● What the task requires: Transcribe the entries that follow exactly as they appear, minus pictures.

● Recorded data:
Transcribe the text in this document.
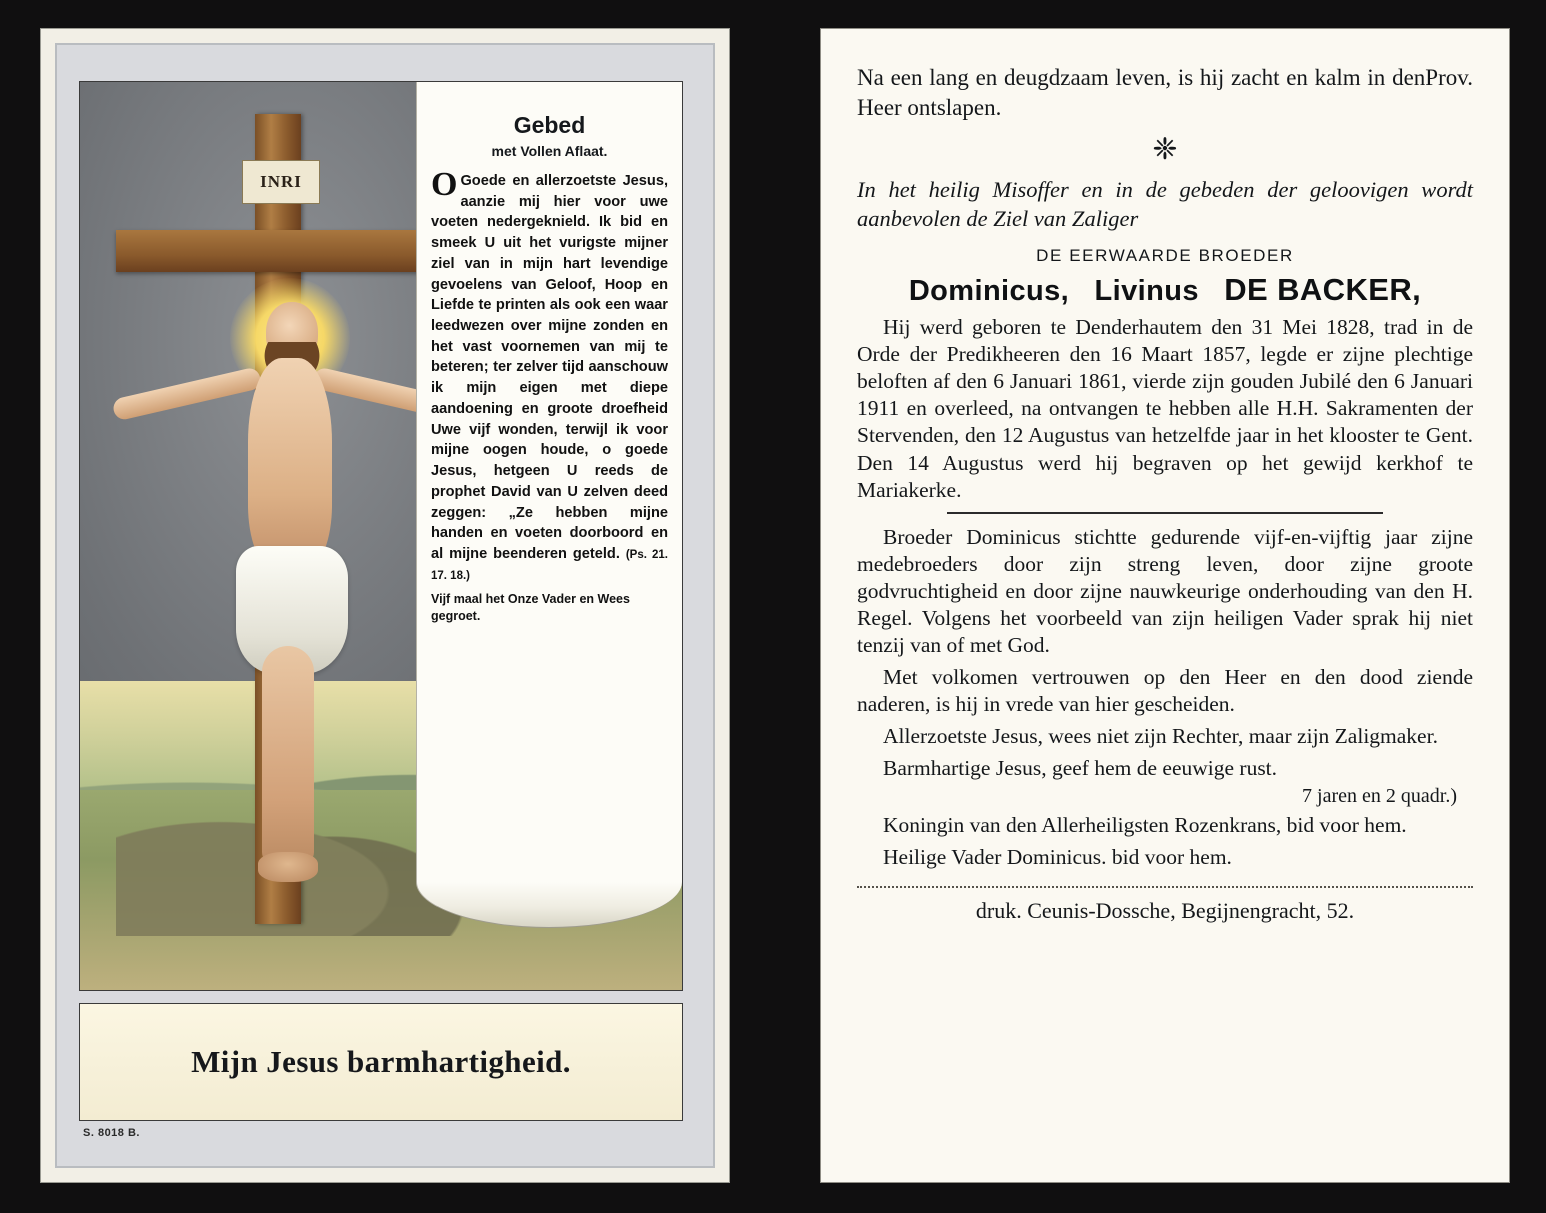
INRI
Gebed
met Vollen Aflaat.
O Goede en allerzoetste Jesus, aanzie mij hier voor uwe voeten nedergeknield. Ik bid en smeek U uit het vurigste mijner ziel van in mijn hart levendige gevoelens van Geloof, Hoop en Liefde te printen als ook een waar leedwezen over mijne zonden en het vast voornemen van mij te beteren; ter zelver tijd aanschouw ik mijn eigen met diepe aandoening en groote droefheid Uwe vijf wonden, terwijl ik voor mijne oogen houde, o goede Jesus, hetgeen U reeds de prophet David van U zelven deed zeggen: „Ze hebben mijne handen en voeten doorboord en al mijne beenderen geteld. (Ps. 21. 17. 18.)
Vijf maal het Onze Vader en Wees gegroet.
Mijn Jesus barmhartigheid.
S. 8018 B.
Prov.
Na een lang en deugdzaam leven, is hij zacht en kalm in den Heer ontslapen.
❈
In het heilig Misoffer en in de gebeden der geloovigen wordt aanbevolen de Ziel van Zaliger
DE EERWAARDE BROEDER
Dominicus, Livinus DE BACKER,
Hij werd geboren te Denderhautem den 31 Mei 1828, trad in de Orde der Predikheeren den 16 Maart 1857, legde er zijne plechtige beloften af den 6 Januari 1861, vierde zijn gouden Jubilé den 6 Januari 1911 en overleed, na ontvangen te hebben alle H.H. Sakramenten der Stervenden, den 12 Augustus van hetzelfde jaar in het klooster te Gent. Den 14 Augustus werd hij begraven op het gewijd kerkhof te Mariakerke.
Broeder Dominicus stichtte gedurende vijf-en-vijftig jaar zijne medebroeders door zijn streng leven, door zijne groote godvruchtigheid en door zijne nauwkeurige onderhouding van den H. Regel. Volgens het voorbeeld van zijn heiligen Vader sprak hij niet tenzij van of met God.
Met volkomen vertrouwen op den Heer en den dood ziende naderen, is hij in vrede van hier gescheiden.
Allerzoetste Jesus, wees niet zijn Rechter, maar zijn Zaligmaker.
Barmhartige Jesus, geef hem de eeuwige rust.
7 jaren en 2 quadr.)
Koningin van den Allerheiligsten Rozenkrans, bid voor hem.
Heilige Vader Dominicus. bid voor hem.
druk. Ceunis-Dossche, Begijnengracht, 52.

● Task answer:
Transcribe the text in this document.
INRI
Gebed
met Vollen Aflaat.
O Goede en allerzoetste Jesus, aanzie mij hier voor uwe voeten nedergeknield. Ik bid en smeek U uit het vurigste mijner ziel van in mijn hart levendige gevoelens van Geloof, Hoop en Liefde te printen als ook een waar leedwezen over mijne zonden en het vast voornemen van mij te beteren; ter zelver tijd aanschouw ik mijn eigen met diepe aandoening en groote droefheid Uwe vijf wonden, terwijl ik voor mijne oogen houde, o goede Jesus, hetgeen U reeds de prophet David van U zelven deed zeggen: „Ze hebben mijne handen en voeten doorboord en al mijne beenderen geteld. (Ps. 21. 17. 18.)
Vijf maal het Onze Vader en Wees gegroet.
Mijn Jesus barmhartigheid.
S. 8018 B.
Prov.
Na een lang en deugdzaam leven, is hij zacht en kalm in den Heer ontslapen.
❈
In het heilig Misoffer en in de gebeden der geloovigen wordt aanbevolen de Ziel van Zaliger
DE EERWAARDE BROEDER
Dominicus, Livinus DE BACKER,
Hij werd geboren te Denderhautem den 31 Mei 1828, trad in de Orde der Predikheeren den 16 Maart 1857, legde er zijne plechtige beloften af den 6 Januari 1861, vierde zijn gouden Jubilé den 6 Januari 1911 en overleed, na ontvangen te hebben alle H.H. Sakramenten der Stervenden, den 12 Augustus van hetzelfde jaar in het klooster te Gent. Den 14 Augustus werd hij begraven op het gewijd kerkhof te Mariakerke.
Broeder Dominicus stichtte gedurende vijf-en-vijftig jaar zijne medebroeders door zijn streng leven, door zijne groote godvruchtigheid en door zijne nauwkeurige onderhouding van den H. Regel. Volgens het voorbeeld van zijn heiligen Vader sprak hij niet tenzij van of met God.
Met volkomen vertrouwen op den Heer en den dood ziende naderen, is hij in vrede van hier gescheiden.
Allerzoetste Jesus, wees niet zijn Rechter, maar zijn Zaligmaker.
Barmhartige Jesus, geef hem de eeuwige rust.
7 jaren en 2 quadr.)
Koningin van den Allerheiligsten Rozenkrans, bid voor hem.
Heilige Vader Dominicus. bid voor hem.
druk. Ceunis-Dossche, Begijnengracht, 52.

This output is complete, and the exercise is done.